Record list
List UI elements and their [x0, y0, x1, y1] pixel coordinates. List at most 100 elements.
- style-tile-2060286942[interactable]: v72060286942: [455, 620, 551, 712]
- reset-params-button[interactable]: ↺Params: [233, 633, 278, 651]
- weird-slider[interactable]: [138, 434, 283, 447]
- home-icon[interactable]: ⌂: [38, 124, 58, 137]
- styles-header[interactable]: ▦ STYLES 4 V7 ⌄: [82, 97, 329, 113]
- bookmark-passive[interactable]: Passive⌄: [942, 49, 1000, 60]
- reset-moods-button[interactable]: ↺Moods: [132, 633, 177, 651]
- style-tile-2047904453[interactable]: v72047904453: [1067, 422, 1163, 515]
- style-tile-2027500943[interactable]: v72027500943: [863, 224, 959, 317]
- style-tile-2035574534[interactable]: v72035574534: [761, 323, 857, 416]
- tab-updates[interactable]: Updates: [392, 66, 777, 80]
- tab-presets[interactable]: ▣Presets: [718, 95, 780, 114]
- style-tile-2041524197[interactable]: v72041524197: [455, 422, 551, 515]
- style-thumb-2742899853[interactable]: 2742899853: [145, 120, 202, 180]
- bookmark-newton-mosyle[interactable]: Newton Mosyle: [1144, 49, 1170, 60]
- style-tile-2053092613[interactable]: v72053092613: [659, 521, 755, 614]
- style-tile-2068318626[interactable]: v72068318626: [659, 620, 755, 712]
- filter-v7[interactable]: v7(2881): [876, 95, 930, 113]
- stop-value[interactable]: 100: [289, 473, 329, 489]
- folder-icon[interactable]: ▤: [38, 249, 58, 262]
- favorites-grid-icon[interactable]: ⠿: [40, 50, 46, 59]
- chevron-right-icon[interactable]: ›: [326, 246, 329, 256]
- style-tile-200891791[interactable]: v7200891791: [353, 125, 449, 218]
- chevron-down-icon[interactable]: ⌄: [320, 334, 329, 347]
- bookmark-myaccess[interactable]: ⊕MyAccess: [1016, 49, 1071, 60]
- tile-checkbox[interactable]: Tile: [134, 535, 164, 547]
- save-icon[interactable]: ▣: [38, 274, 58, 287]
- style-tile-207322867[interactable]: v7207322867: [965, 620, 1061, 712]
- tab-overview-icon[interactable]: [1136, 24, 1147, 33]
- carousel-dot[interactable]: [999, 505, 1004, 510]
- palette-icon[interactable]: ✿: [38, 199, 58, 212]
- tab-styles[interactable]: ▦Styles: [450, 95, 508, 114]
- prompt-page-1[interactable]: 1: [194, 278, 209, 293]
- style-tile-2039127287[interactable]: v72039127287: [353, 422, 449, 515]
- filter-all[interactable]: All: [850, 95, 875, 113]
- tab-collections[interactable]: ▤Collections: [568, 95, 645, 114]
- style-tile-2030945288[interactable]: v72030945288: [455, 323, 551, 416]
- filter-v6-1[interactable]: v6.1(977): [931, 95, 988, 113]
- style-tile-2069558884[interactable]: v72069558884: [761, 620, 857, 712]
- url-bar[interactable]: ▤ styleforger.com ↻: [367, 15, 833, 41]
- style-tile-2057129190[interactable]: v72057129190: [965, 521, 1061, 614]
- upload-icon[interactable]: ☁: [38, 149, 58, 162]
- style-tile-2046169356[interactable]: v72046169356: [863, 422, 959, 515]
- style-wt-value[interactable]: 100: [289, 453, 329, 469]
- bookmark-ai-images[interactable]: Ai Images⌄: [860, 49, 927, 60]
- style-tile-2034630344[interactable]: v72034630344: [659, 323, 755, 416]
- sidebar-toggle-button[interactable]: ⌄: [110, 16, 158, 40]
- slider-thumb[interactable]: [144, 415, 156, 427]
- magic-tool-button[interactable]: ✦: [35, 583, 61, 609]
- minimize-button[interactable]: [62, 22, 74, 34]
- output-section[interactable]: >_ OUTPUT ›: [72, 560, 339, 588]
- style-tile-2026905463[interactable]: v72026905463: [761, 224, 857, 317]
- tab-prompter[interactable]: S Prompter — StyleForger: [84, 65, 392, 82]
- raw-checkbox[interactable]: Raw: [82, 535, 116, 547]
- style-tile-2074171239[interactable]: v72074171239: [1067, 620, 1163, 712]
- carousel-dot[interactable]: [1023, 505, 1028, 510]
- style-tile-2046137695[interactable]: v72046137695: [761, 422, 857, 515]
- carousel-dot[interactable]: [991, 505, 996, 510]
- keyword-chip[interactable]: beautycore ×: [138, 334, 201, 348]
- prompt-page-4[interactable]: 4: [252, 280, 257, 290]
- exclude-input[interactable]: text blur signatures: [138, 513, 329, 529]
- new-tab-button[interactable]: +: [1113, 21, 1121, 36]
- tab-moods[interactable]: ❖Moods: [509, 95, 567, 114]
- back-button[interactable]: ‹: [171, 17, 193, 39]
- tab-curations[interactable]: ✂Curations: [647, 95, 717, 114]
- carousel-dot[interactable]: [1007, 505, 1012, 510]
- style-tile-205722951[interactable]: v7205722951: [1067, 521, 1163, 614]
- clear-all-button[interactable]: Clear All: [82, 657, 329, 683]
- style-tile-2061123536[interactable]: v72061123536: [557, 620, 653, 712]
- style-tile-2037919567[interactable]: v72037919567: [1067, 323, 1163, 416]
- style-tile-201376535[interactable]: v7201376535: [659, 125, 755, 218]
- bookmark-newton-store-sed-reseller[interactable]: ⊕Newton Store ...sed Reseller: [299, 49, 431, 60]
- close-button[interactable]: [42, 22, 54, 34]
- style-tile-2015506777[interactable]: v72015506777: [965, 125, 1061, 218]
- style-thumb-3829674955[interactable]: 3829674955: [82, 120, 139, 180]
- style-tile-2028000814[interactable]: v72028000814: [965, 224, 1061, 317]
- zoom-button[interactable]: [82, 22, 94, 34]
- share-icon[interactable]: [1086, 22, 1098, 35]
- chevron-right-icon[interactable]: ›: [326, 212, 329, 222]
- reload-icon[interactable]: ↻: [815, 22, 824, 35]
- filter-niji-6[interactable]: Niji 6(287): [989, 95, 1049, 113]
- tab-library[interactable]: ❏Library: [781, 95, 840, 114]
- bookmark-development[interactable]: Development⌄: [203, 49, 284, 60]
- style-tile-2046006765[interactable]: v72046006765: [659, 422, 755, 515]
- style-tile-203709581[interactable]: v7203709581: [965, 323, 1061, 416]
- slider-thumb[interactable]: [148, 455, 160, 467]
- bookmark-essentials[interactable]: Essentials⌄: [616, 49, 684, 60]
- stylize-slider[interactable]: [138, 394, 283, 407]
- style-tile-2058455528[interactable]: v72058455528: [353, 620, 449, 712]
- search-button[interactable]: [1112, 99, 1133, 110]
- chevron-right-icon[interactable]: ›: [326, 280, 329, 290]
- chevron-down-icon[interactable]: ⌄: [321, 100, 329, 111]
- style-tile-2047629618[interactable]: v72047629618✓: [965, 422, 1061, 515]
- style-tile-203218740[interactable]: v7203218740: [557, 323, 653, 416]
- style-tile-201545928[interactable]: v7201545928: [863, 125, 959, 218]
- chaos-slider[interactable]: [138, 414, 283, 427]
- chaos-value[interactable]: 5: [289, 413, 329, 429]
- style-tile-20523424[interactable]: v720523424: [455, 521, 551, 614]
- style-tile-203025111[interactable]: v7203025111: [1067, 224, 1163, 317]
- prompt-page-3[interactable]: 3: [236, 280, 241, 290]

Written problem
Change every "interactable" to "clickable" in the data from its first line through the line containing "- styles-header[interactable]: ▦", leaving everything else as it is, and give back only those lines.

Answer to this problem
List UI elements and their [x0, y0, x1, y1] pixel coordinates. List at most 100 elements.
- style-tile-2060286942[clickable]: v72060286942: [455, 620, 551, 712]
- reset-params-button[clickable]: ↺Params: [233, 633, 278, 651]
- weird-slider[clickable]: [138, 434, 283, 447]
- home-icon[clickable]: ⌂: [38, 124, 58, 137]
- styles-header[clickable]: ▦ STYLES 4 V7 ⌄: [82, 97, 329, 113]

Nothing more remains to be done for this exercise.